### Aim of the task
Transcribe the entries exactly; images are not part of the copy.

### Records to use
- - -
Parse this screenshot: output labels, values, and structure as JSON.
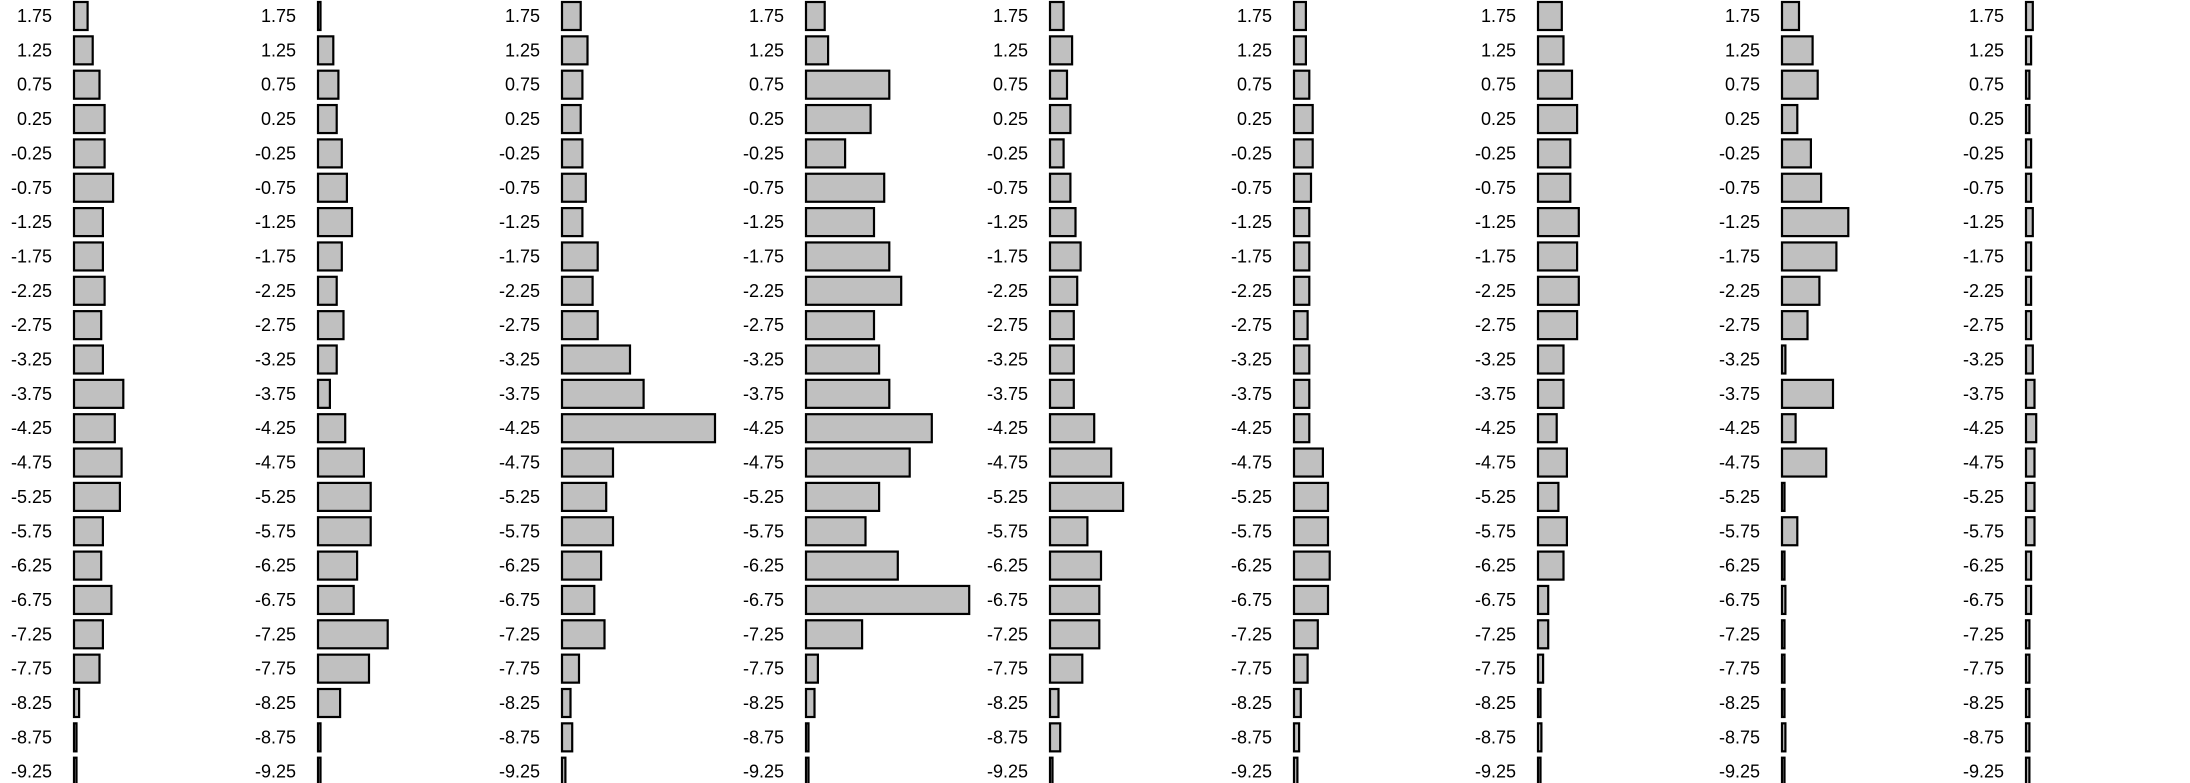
{
  "chart_data": {
    "type": "bar",
    "orientation": "horizontal",
    "panel_count": 9,
    "categories": [
      "1.75",
      "1.25",
      "0.75",
      "0.25",
      "-0.25",
      "-0.75",
      "-1.25",
      "-1.75",
      "-2.25",
      "-2.75",
      "-3.25",
      "-3.75",
      "-4.25",
      "-4.75",
      "-5.25",
      "-5.75",
      "-6.25",
      "-6.75",
      "-7.25",
      "-7.75",
      "-8.25",
      "-8.75",
      "-9.25"
    ],
    "series": [
      {
        "values": [
          0.08,
          0.11,
          0.15,
          0.18,
          0.18,
          0.23,
          0.17,
          0.17,
          0.18,
          0.16,
          0.17,
          0.29,
          0.24,
          0.28,
          0.27,
          0.17,
          0.16,
          0.22,
          0.17,
          0.15,
          0.03,
          0.005,
          0.005
        ]
      },
      {
        "values": [
          0.01,
          0.09,
          0.12,
          0.11,
          0.14,
          0.17,
          0.2,
          0.14,
          0.11,
          0.15,
          0.11,
          0.07,
          0.16,
          0.27,
          0.31,
          0.31,
          0.23,
          0.21,
          0.41,
          0.3,
          0.13,
          0.005,
          0.005
        ]
      },
      {
        "values": [
          0.11,
          0.15,
          0.12,
          0.11,
          0.12,
          0.14,
          0.12,
          0.21,
          0.18,
          0.21,
          0.4,
          0.48,
          0.9,
          0.3,
          0.26,
          0.3,
          0.23,
          0.19,
          0.25,
          0.1,
          0.05,
          0.06,
          0.02
        ]
      },
      {
        "values": [
          0.11,
          0.13,
          0.49,
          0.38,
          0.23,
          0.46,
          0.4,
          0.49,
          0.56,
          0.4,
          0.43,
          0.49,
          0.74,
          0.61,
          0.43,
          0.35,
          0.54,
          0.96,
          0.33,
          0.07,
          0.05,
          0.005,
          0.005
        ]
      },
      {
        "values": [
          0.08,
          0.13,
          0.1,
          0.12,
          0.08,
          0.12,
          0.15,
          0.18,
          0.16,
          0.14,
          0.14,
          0.14,
          0.26,
          0.36,
          0.43,
          0.22,
          0.3,
          0.29,
          0.29,
          0.19,
          0.05,
          0.06,
          0.01
        ]
      },
      {
        "values": [
          0.07,
          0.07,
          0.09,
          0.11,
          0.11,
          0.1,
          0.09,
          0.09,
          0.09,
          0.08,
          0.09,
          0.09,
          0.09,
          0.17,
          0.2,
          0.2,
          0.21,
          0.2,
          0.14,
          0.08,
          0.04,
          0.03,
          0.02
        ]
      },
      {
        "values": [
          0.14,
          0.15,
          0.2,
          0.23,
          0.19,
          0.19,
          0.24,
          0.23,
          0.24,
          0.23,
          0.15,
          0.15,
          0.11,
          0.17,
          0.12,
          0.17,
          0.15,
          0.06,
          0.06,
          0.03,
          0.005,
          0.02,
          0.005
        ]
      },
      {
        "values": [
          0.1,
          0.18,
          0.21,
          0.09,
          0.17,
          0.23,
          0.39,
          0.32,
          0.22,
          0.15,
          0.02,
          0.3,
          0.08,
          0.26,
          0.005,
          0.09,
          0.005,
          0.02,
          0.005,
          0.005,
          0.005,
          0.02,
          0.005
        ]
      },
      {
        "values": [
          0.04,
          0.03,
          0.02,
          0.02,
          0.03,
          0.03,
          0.04,
          0.03,
          0.03,
          0.03,
          0.04,
          0.05,
          0.06,
          0.05,
          0.05,
          0.05,
          0.03,
          0.03,
          0.02,
          0.02,
          0.02,
          0.02,
          0.02
        ]
      }
    ]
  }
}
- - -
### Output of the task
Parse this screenshot: output labels, values, and structure as JSON.
{
  "chart_data": {
    "type": "bar",
    "orientation": "horizontal",
    "panel_count": 9,
    "categories": [
      "1.75",
      "1.25",
      "0.75",
      "0.25",
      "-0.25",
      "-0.75",
      "-1.25",
      "-1.75",
      "-2.25",
      "-2.75",
      "-3.25",
      "-3.75",
      "-4.25",
      "-4.75",
      "-5.25",
      "-5.75",
      "-6.25",
      "-6.75",
      "-7.25",
      "-7.75",
      "-8.25",
      "-8.75",
      "-9.25"
    ],
    "series": [
      {
        "values": [
          0.08,
          0.11,
          0.15,
          0.18,
          0.18,
          0.23,
          0.17,
          0.17,
          0.18,
          0.16,
          0.17,
          0.29,
          0.24,
          0.28,
          0.27,
          0.17,
          0.16,
          0.22,
          0.17,
          0.15,
          0.03,
          0.005,
          0.005
        ]
      },
      {
        "values": [
          0.01,
          0.09,
          0.12,
          0.11,
          0.14,
          0.17,
          0.2,
          0.14,
          0.11,
          0.15,
          0.11,
          0.07,
          0.16,
          0.27,
          0.31,
          0.31,
          0.23,
          0.21,
          0.41,
          0.3,
          0.13,
          0.005,
          0.005
        ]
      },
      {
        "values": [
          0.11,
          0.15,
          0.12,
          0.11,
          0.12,
          0.14,
          0.12,
          0.21,
          0.18,
          0.21,
          0.4,
          0.48,
          0.9,
          0.3,
          0.26,
          0.3,
          0.23,
          0.19,
          0.25,
          0.1,
          0.05,
          0.06,
          0.02
        ]
      },
      {
        "values": [
          0.11,
          0.13,
          0.49,
          0.38,
          0.23,
          0.46,
          0.4,
          0.49,
          0.56,
          0.4,
          0.43,
          0.49,
          0.74,
          0.61,
          0.43,
          0.35,
          0.54,
          0.96,
          0.33,
          0.07,
          0.05,
          0.005,
          0.005
        ]
      },
      {
        "values": [
          0.08,
          0.13,
          0.1,
          0.12,
          0.08,
          0.12,
          0.15,
          0.18,
          0.16,
          0.14,
          0.14,
          0.14,
          0.26,
          0.36,
          0.43,
          0.22,
          0.3,
          0.29,
          0.29,
          0.19,
          0.05,
          0.06,
          0.01
        ]
      },
      {
        "values": [
          0.07,
          0.07,
          0.09,
          0.11,
          0.11,
          0.1,
          0.09,
          0.09,
          0.09,
          0.08,
          0.09,
          0.09,
          0.09,
          0.17,
          0.2,
          0.2,
          0.21,
          0.2,
          0.14,
          0.08,
          0.04,
          0.03,
          0.02
        ]
      },
      {
        "values": [
          0.14,
          0.15,
          0.2,
          0.23,
          0.19,
          0.19,
          0.24,
          0.23,
          0.24,
          0.23,
          0.15,
          0.15,
          0.11,
          0.17,
          0.12,
          0.17,
          0.15,
          0.06,
          0.06,
          0.03,
          0.005,
          0.02,
          0.005
        ]
      },
      {
        "values": [
          0.1,
          0.18,
          0.21,
          0.09,
          0.17,
          0.23,
          0.39,
          0.32,
          0.22,
          0.15,
          0.02,
          0.3,
          0.08,
          0.26,
          0.005,
          0.09,
          0.005,
          0.02,
          0.005,
          0.005,
          0.005,
          0.02,
          0.005
        ]
      },
      {
        "values": [
          0.04,
          0.03,
          0.02,
          0.02,
          0.03,
          0.03,
          0.04,
          0.03,
          0.03,
          0.03,
          0.04,
          0.05,
          0.06,
          0.05,
          0.05,
          0.05,
          0.03,
          0.03,
          0.02,
          0.02,
          0.02,
          0.02,
          0.02
        ]
      }
    ]
  }
}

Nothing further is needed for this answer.